- _What you will do_
Find every line in the records below that holds the word "this", and copy each one.

========

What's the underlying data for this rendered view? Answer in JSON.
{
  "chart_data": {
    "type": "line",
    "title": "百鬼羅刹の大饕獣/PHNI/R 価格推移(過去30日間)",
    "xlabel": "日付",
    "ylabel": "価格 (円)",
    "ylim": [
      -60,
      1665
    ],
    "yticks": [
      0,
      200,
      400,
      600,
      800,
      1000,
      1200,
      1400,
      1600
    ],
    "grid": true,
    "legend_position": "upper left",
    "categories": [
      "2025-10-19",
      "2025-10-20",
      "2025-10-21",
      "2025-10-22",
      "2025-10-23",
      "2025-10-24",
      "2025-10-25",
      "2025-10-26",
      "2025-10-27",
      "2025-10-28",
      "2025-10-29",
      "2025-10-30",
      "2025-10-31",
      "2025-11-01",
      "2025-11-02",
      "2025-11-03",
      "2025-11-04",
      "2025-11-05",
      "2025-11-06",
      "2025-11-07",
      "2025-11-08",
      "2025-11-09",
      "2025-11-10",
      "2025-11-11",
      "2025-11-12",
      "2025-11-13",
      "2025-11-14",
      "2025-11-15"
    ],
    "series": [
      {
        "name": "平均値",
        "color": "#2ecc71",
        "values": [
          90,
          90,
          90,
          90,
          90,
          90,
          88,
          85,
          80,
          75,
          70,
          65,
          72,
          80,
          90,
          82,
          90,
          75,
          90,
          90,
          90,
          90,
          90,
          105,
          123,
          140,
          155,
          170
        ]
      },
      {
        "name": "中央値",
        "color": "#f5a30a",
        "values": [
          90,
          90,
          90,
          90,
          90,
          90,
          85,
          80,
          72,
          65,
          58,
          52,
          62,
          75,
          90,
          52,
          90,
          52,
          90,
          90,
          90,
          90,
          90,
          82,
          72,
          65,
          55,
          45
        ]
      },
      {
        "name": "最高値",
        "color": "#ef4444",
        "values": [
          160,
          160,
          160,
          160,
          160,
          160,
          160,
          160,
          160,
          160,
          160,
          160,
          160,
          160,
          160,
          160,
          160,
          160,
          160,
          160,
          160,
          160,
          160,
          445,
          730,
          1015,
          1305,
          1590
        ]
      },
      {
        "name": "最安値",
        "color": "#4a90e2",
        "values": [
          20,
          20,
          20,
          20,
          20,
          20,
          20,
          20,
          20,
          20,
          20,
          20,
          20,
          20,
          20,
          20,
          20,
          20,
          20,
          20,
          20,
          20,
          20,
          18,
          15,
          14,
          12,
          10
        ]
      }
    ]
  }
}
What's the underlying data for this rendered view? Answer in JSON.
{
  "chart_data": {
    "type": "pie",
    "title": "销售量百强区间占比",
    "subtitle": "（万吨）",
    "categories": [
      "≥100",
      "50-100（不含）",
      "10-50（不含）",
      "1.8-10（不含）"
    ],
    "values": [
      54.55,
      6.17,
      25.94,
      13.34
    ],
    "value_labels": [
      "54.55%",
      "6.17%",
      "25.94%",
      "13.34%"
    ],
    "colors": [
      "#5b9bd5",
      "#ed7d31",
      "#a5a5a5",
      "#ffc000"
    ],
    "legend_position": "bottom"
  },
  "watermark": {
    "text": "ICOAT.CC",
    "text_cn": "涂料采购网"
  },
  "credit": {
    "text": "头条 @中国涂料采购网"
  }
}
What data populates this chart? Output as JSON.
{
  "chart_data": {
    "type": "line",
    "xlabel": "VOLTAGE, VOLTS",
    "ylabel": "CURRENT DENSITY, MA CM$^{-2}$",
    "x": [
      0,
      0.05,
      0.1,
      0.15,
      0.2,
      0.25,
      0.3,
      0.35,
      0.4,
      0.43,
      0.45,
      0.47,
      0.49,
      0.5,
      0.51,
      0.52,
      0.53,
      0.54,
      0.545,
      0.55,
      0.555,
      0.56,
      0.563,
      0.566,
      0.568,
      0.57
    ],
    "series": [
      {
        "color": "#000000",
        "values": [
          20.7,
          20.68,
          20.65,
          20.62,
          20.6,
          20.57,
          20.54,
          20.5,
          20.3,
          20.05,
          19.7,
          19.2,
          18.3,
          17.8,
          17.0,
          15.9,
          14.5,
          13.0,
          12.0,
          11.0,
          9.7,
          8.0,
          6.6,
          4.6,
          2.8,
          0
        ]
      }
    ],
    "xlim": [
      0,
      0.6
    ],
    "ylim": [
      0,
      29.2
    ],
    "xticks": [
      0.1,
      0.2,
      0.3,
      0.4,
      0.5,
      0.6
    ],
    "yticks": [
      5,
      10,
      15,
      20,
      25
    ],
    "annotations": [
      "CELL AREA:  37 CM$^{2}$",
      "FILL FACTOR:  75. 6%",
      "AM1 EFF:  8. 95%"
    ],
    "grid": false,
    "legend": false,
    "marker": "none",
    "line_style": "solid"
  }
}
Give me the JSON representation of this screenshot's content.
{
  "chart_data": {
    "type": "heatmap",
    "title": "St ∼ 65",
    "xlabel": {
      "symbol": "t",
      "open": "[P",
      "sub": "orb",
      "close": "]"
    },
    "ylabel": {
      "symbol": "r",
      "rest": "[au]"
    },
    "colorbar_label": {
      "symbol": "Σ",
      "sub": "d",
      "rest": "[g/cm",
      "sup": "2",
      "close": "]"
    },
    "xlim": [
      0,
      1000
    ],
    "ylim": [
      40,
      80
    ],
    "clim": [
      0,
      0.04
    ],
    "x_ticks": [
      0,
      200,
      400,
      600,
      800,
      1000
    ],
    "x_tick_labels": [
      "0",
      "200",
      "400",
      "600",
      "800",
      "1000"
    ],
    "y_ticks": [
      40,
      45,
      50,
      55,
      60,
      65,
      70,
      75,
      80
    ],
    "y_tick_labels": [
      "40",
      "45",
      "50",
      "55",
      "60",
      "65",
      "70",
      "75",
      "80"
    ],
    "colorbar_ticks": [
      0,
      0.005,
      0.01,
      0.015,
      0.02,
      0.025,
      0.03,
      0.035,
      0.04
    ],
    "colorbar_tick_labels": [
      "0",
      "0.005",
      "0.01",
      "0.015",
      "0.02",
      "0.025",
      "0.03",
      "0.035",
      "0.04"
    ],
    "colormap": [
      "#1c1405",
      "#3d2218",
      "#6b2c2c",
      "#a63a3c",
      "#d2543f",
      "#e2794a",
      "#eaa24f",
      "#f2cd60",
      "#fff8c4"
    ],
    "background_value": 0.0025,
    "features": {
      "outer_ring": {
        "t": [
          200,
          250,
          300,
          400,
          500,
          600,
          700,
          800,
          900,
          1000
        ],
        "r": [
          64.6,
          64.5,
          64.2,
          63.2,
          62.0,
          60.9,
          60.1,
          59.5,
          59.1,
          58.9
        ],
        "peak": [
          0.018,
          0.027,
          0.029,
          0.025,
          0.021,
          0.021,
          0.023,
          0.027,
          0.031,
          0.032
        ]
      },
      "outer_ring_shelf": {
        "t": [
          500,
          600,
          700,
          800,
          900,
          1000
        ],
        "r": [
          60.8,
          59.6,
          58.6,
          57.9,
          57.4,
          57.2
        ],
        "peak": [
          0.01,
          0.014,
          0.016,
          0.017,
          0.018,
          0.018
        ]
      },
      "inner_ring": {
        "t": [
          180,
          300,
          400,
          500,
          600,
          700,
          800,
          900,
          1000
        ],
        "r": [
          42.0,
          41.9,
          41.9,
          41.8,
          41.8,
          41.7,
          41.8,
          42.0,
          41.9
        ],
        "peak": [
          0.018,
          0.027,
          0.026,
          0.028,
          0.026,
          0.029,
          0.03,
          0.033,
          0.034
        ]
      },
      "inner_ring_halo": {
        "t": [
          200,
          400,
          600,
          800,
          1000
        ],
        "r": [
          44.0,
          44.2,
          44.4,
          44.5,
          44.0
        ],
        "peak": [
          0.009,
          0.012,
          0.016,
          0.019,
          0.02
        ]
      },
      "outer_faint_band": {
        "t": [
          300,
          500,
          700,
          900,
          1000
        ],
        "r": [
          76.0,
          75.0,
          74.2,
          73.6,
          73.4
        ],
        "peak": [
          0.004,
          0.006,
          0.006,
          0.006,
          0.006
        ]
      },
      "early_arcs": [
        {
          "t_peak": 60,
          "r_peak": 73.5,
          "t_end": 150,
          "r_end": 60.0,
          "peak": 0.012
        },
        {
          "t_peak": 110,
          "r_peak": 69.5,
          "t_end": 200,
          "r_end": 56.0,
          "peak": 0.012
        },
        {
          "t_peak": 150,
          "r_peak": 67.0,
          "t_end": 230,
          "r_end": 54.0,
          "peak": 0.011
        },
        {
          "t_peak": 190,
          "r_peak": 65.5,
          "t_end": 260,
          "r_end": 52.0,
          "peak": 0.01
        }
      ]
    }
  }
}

========

- _Response_
What's the underlying data for this rendered view? Answer in JSON.
What's the underlying data for this rendered view? Answer in JSON.
What data populates this chart? Output as JSON.
Give me the JSON representation of this screenshot's content.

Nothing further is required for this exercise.